* **PROBLEM TO SOLVE**
Give the number of lines holding the string "всех" and nothing more.

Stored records
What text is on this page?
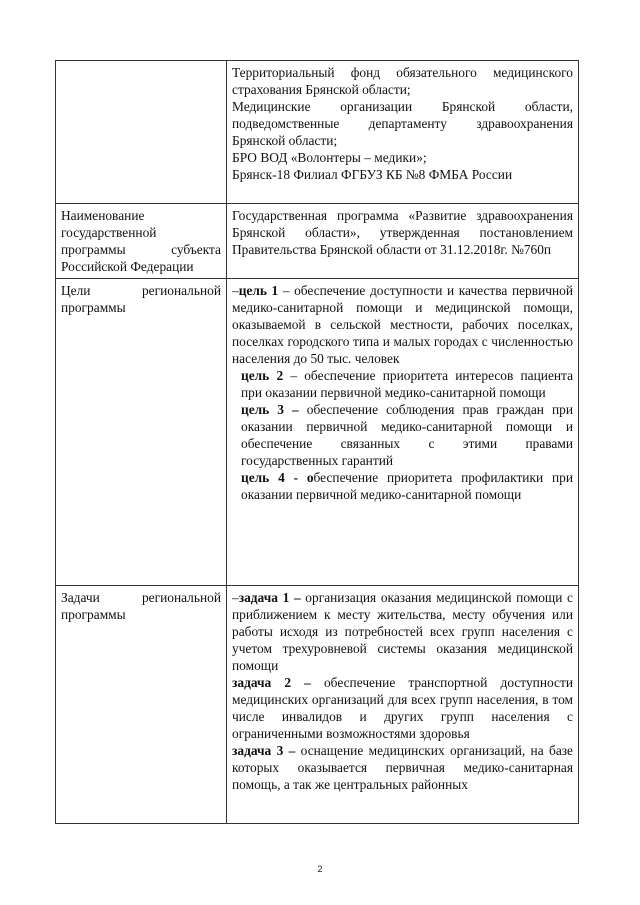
	Территориальный фонд обязательного медицинского страхования Брянской области;
Медицинские организации Брянской области, подведомственные департаменту здравоохранения Брянской области;
БРО ВОД «Волонтеры – медики»;
Брянск-18 Филиал ФГБУЗ КБ №8 ФМБА России

Наименование государственной программы субъекта Российской Федерации	Государственная программа «Развитие здравоохранения Брянской области», утвержденная постановлением Правительства Брянской области от 31.12.2018г. №760п
Цели региональной программы	–цель 1 – обеспечение доступности и качества первичной медико-санитарной помощи и медицинской помощи, оказываемой в сельской местности, рабочих поселках, поселках городского типа и малых городах с численностью населения до 50 тыс. человек
цель 2 – обеспечение приоритета интересов пациента при оказании первичной медико-санитарной помощи
цель 3 – обеспечение соблюдения прав граждан при оказании первичной медико-санитарной помощи и обеспечение связанных с этими правами государственных гарантий
цель 4 - обеспечение приоритета профилактики при оказании первичной медико-санитарной помощи

Задачи региональной программы	–задача 1 – организация оказания медицинской помощи с приближением к месту жительства, месту обучения или работы исходя из потребностей всех групп населения с учетом трехуровневой системы оказания медицинской помощи
задача 2 – обеспечение транспортной доступности медицинских организаций для всех групп населения, в том числе инвалидов и других групп населения с ограниченными возможностями здоровья
задача 3 – оснащение медицинских организаций, на базе которых оказывается первичная медико-санитарная помощь, а так же центральных районных
2
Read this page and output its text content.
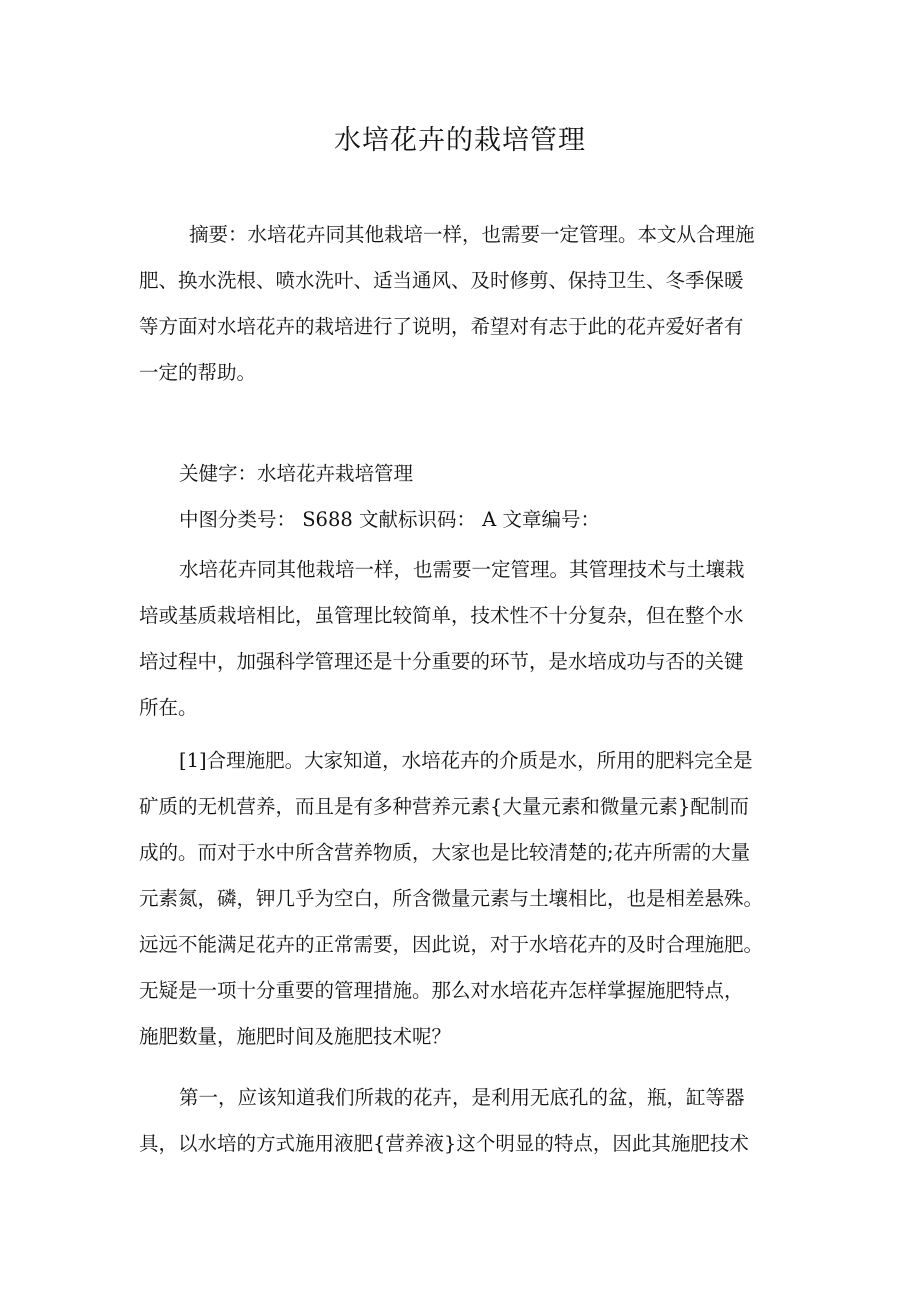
水培花卉的栽培管理
摘要：水培花卉同其他栽培一样，也需要一定管理。本文从合理施
肥、换水洗根、喷水洗叶、适当通风、及时修剪、保持卫生、冬季保暖
等方面对水培花卉的栽培进行了说明，希望对有志于此的花卉爱好者有
一定的帮助。
关健字：水培花卉栽培管理
中图分类号： S688 文献标识码： A 文章编号：
水培花卉同其他栽培一样，也需要一定管理。其管理技术与土壤栽
培或基质栽培相比，虽管理比较简单，技术性不十分复杂，但在整个水
培过程中，加强科学管理还是十分重要的环节，是水培成功与否的关键
所在。
[1]合理施肥。大家知道，水培花卉的介质是水，所用的肥料完全是
矿质的无机营养，而且是有多种营养元素{大量元素和微量元素}配制而
成的。而对于水中所含营养物质，大家也是比较清楚的;花卉所需的大量
元素氮，磷，钾几乎为空白，所含微量元素与土壤相比，也是相差悬殊。
远远不能满足花卉的正常需要，因此说，对于水培花卉的及时合理施肥。
无疑是一项十分重要的管理措施。那么对水培花卉怎样掌握施肥特点，
施肥数量，施肥时间及施肥技术呢？
第一，应该知道我们所栽的花卉，是利用无底孔的盆，瓶，缸等器
具，以水培的方式施用液肥{营养液}这个明显的特点，因此其施肥技术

* **FINAL RESULT**
2